What needs to be done:
Every line that contains the word "nous" should be copied out.

[Saved data entries]

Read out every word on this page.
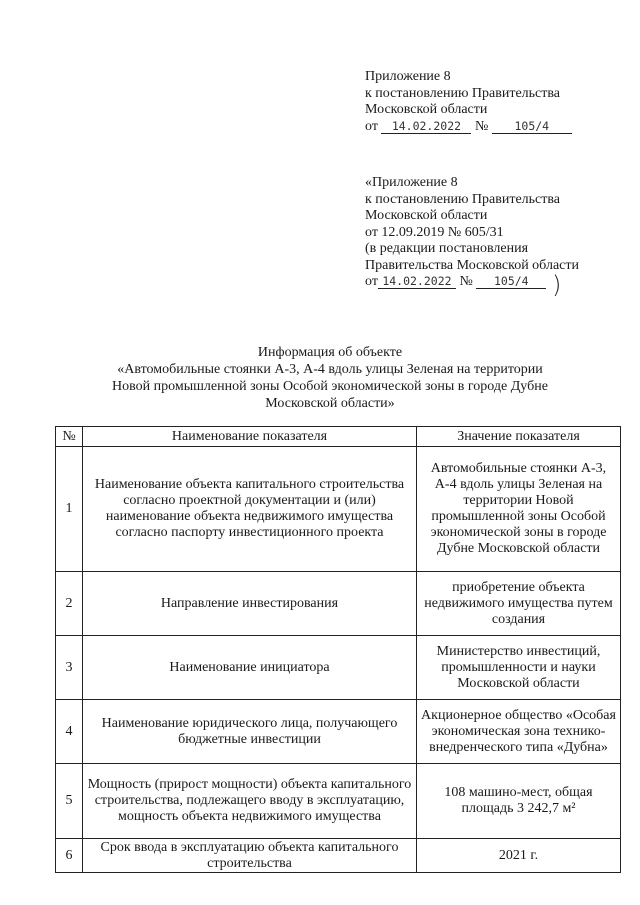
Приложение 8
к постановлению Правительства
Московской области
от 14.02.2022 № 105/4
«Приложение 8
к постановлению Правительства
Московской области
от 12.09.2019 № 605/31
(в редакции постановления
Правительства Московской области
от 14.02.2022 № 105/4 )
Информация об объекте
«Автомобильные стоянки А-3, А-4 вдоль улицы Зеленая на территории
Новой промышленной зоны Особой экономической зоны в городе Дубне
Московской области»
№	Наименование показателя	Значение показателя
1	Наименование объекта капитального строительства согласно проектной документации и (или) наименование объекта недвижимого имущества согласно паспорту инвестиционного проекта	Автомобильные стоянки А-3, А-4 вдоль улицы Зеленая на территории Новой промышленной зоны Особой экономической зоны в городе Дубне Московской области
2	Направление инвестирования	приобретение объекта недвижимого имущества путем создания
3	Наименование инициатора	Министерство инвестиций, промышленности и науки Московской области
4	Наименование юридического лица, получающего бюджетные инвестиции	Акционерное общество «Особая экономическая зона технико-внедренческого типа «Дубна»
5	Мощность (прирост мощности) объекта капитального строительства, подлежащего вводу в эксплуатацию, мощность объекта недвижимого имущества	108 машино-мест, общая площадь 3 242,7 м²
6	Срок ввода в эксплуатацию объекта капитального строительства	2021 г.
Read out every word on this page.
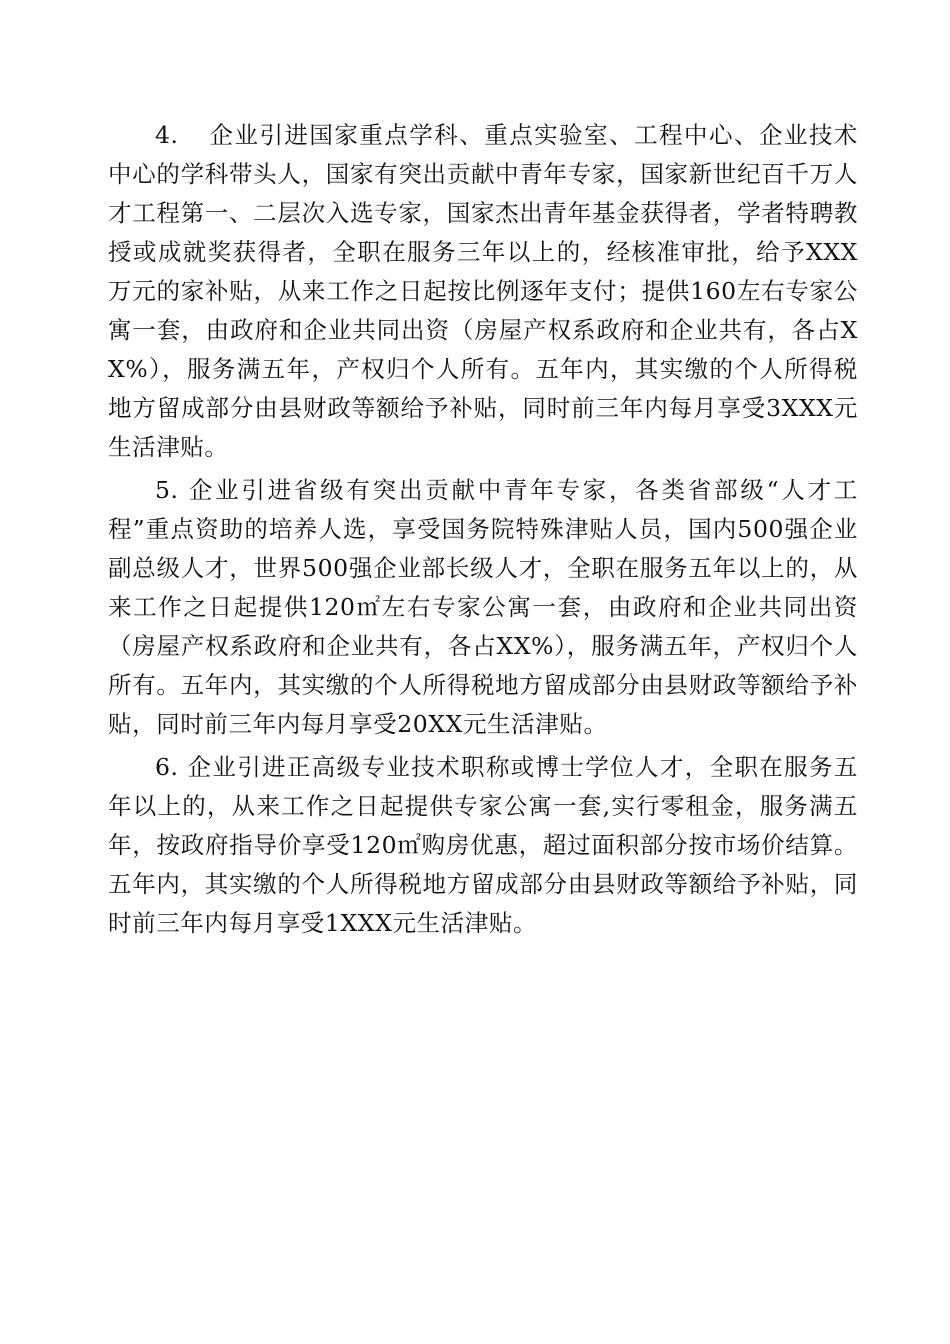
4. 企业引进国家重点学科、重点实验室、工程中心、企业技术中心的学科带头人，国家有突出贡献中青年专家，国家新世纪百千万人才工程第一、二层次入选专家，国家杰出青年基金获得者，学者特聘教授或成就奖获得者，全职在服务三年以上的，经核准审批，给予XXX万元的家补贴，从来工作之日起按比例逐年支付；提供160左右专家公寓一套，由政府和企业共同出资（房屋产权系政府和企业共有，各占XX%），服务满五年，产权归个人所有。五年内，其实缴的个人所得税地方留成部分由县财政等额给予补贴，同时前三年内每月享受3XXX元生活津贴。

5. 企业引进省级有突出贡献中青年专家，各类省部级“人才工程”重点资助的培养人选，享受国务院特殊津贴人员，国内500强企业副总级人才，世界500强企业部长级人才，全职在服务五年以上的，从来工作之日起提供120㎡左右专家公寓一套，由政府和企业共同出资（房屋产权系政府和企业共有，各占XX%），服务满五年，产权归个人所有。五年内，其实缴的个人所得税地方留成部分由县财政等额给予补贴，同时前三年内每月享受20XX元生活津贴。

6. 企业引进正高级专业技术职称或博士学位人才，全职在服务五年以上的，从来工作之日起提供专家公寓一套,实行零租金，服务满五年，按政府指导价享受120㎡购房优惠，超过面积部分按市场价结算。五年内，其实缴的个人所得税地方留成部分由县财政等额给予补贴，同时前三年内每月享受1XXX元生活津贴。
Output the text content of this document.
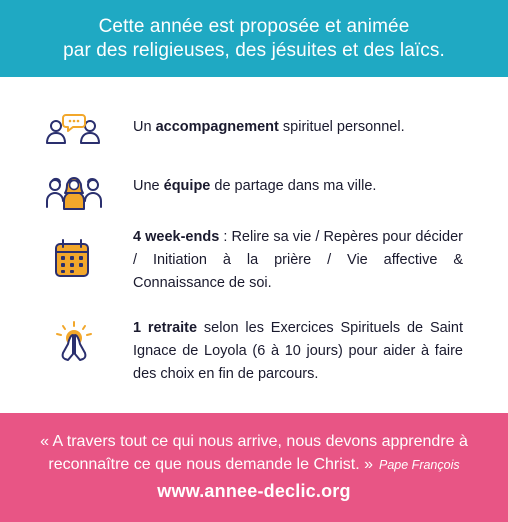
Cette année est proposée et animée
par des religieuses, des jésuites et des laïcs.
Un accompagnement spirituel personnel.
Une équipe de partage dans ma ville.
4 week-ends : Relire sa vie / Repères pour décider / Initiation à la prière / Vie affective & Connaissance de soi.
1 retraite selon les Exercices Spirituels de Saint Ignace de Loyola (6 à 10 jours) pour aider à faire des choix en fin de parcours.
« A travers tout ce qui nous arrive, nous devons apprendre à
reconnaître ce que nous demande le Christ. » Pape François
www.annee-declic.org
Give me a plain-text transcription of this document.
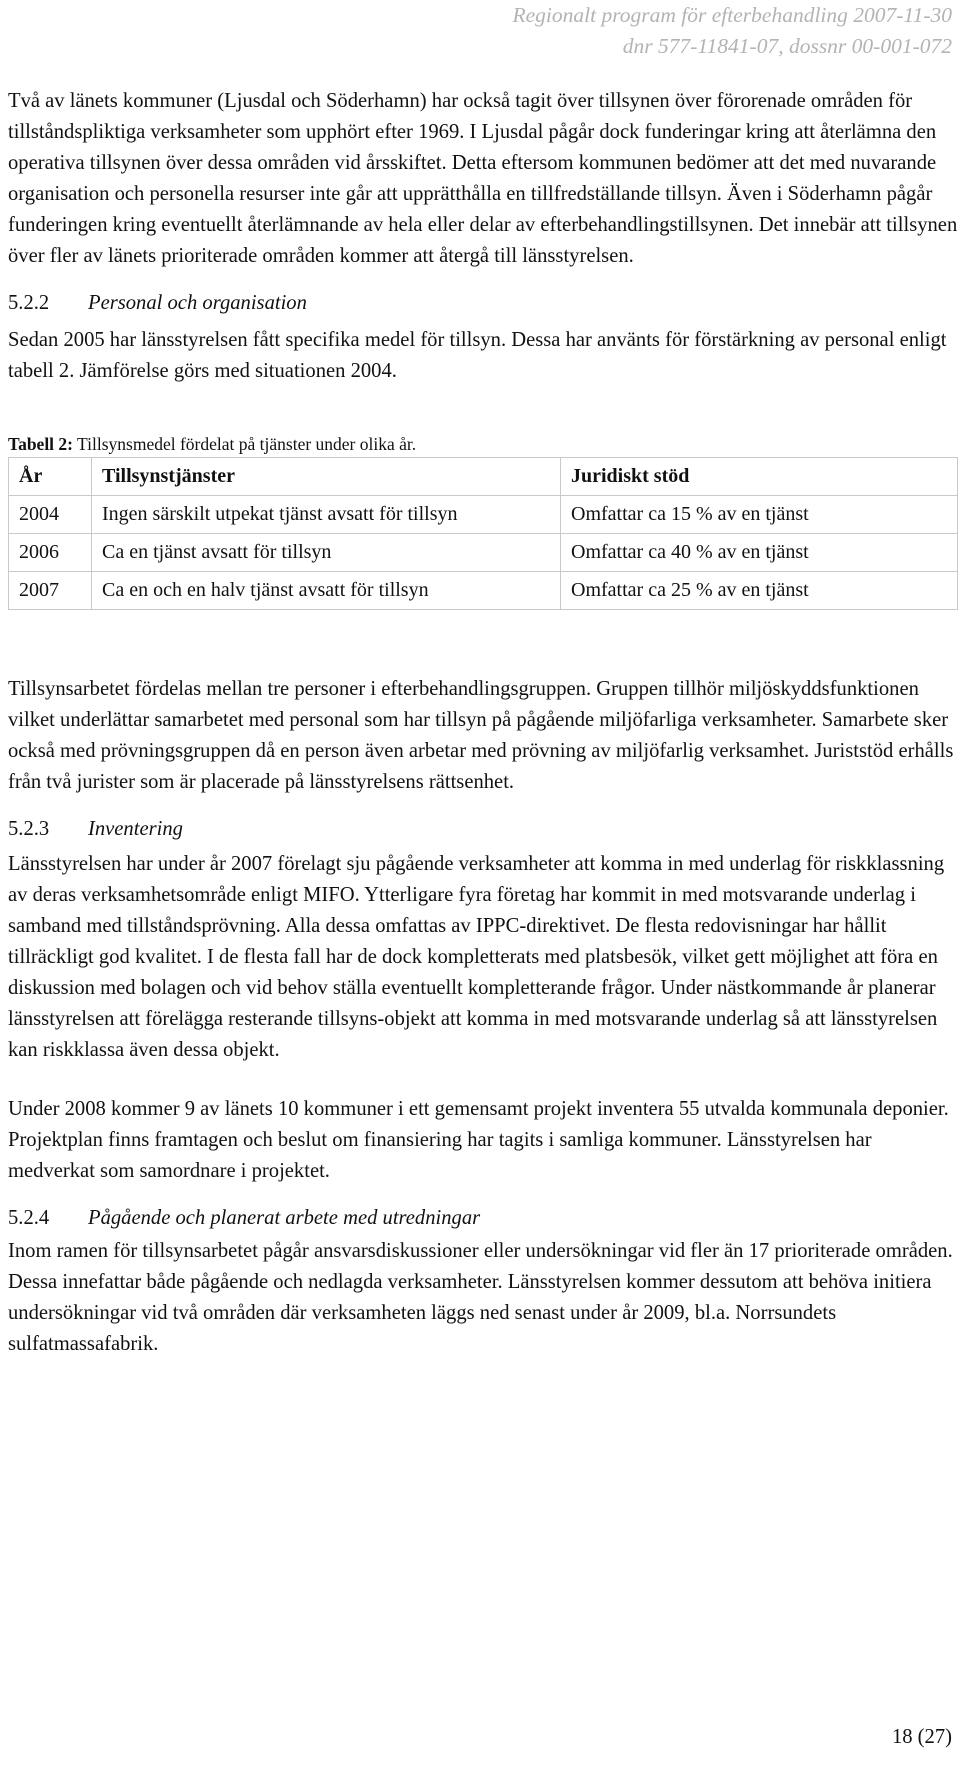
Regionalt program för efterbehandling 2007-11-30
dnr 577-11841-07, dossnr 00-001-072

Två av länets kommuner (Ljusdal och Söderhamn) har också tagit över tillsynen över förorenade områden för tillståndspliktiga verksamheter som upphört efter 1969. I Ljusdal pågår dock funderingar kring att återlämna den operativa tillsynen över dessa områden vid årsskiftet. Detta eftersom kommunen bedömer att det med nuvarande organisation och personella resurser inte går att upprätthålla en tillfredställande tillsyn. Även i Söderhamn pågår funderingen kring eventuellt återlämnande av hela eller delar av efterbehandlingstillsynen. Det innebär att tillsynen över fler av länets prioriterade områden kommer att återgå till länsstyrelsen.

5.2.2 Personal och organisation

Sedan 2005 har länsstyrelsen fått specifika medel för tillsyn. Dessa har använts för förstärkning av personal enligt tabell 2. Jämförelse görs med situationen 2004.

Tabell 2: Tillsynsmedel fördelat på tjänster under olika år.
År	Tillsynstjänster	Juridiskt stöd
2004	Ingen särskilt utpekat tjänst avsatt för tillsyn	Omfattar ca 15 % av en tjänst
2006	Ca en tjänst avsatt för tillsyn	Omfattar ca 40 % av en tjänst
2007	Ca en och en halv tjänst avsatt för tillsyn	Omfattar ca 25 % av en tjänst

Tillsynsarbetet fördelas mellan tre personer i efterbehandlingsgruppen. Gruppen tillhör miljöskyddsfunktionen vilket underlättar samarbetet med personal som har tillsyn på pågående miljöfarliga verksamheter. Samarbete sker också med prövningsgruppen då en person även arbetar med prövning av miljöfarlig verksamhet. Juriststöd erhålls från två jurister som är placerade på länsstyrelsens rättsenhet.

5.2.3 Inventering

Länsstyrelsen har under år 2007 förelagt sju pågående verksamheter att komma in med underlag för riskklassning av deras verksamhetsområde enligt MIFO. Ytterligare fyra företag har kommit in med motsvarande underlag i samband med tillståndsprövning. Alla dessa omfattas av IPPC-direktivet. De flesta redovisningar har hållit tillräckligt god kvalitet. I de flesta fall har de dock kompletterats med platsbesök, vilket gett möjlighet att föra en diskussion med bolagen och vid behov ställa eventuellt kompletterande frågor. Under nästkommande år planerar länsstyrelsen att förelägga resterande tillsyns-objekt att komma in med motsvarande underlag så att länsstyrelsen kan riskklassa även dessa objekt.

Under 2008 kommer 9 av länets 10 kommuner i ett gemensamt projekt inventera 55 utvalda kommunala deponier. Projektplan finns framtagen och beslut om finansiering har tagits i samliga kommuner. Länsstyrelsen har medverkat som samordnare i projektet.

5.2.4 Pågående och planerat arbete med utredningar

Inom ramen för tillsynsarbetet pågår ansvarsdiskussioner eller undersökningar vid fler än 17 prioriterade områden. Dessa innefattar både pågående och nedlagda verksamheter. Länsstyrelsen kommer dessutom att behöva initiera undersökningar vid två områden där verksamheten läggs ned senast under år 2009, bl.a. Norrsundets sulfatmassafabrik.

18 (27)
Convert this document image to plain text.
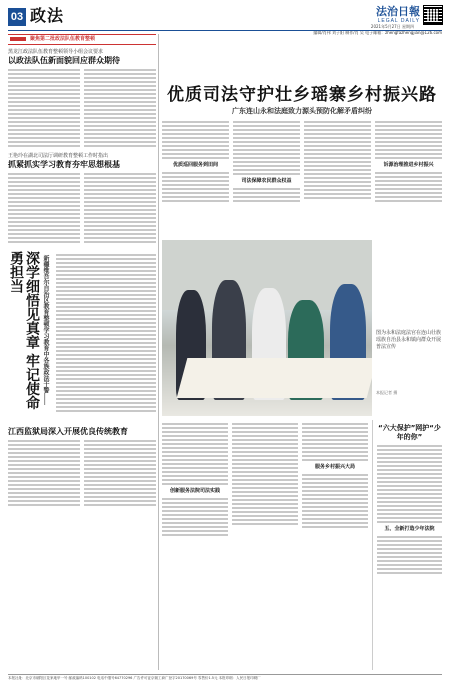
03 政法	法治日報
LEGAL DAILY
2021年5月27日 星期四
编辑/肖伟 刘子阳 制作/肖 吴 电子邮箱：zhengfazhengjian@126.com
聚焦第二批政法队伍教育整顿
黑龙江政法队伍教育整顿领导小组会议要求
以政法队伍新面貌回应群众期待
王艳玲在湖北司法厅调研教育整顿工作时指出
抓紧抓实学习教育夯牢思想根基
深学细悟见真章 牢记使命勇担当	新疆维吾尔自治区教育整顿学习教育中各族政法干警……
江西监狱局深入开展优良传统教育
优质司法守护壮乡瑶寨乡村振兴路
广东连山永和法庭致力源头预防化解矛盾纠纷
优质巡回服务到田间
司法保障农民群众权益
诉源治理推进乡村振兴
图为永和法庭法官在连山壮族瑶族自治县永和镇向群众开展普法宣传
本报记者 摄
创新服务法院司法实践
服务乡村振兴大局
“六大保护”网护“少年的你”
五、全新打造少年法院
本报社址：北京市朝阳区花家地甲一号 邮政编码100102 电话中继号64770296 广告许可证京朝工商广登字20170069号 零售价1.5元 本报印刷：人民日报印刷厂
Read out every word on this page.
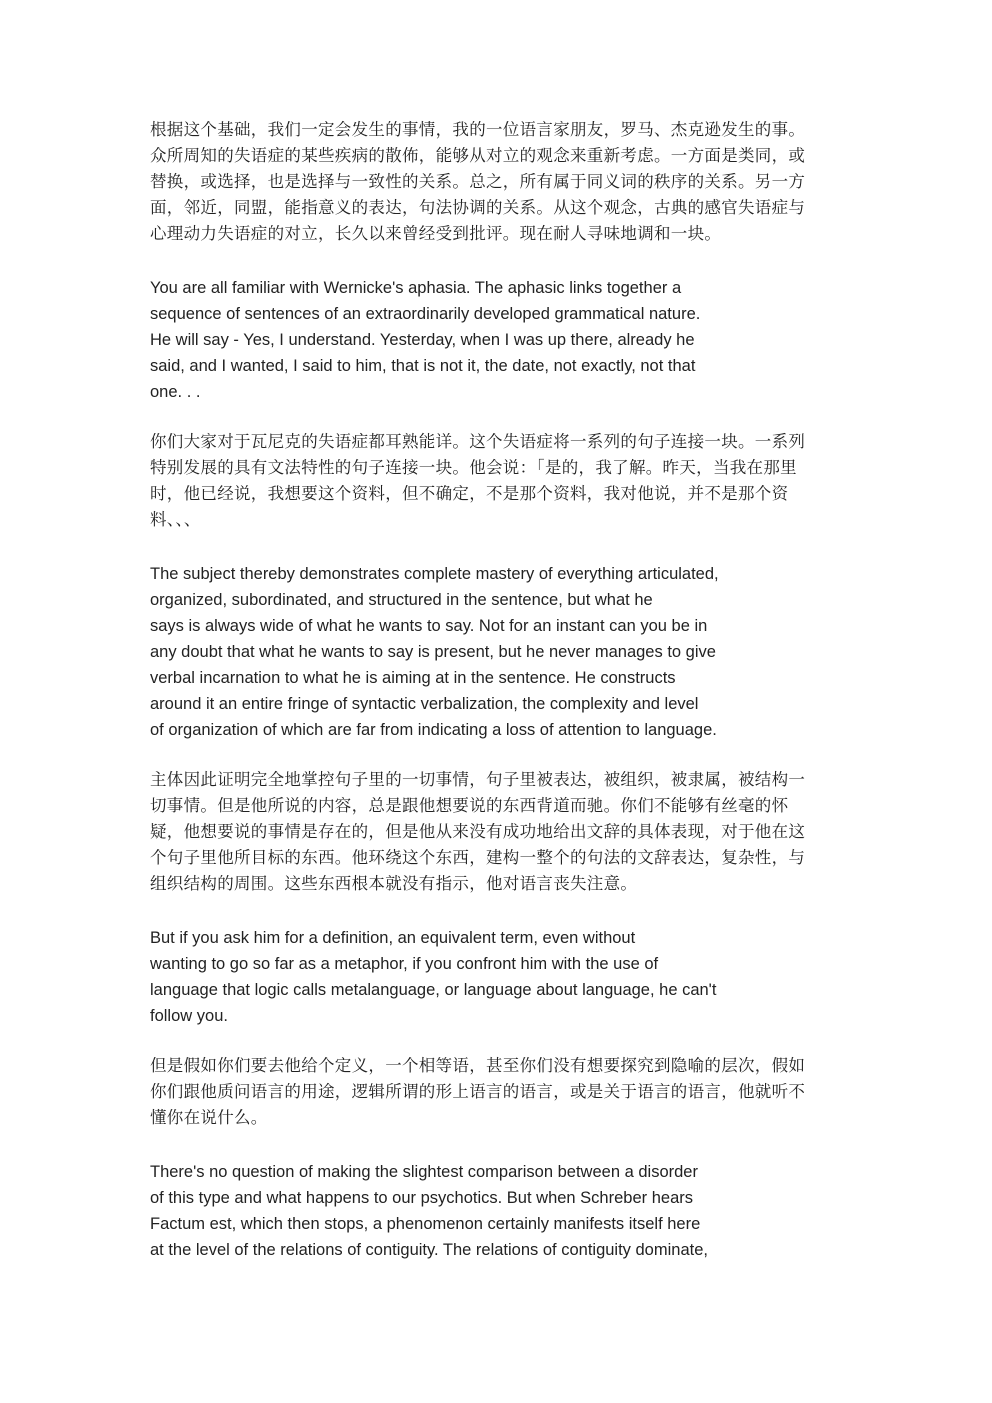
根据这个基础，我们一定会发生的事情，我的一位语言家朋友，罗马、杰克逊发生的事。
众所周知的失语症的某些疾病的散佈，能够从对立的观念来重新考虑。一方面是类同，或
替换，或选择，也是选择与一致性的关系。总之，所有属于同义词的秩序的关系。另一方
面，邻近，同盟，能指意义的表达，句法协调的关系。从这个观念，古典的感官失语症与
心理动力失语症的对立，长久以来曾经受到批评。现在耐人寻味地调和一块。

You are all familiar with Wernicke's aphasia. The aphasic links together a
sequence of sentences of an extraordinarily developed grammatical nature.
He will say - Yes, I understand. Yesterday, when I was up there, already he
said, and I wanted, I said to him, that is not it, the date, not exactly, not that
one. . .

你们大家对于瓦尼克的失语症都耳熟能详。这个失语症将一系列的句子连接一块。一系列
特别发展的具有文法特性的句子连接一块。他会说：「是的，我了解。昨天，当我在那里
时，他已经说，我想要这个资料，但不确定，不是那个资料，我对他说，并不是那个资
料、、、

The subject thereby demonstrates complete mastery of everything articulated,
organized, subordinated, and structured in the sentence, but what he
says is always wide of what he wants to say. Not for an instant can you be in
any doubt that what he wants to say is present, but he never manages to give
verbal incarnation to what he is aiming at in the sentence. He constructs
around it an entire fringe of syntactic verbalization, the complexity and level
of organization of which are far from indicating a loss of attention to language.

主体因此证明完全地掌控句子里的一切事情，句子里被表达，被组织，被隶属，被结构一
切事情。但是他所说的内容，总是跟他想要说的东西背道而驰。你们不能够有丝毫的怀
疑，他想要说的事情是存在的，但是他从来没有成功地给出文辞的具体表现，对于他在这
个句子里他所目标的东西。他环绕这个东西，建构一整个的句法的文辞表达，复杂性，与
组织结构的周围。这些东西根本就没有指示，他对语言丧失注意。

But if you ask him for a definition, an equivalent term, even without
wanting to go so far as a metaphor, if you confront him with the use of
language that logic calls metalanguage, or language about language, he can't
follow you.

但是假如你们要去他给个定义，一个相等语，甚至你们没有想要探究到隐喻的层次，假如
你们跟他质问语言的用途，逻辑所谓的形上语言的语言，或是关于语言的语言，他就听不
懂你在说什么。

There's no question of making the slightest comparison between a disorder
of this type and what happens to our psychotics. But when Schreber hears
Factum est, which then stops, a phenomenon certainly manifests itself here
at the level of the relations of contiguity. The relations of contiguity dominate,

The result:
« A travers tout ce qui nous arrive, nous devons apprendre à
reconnaître ce que nous demande le Christ. » Pape François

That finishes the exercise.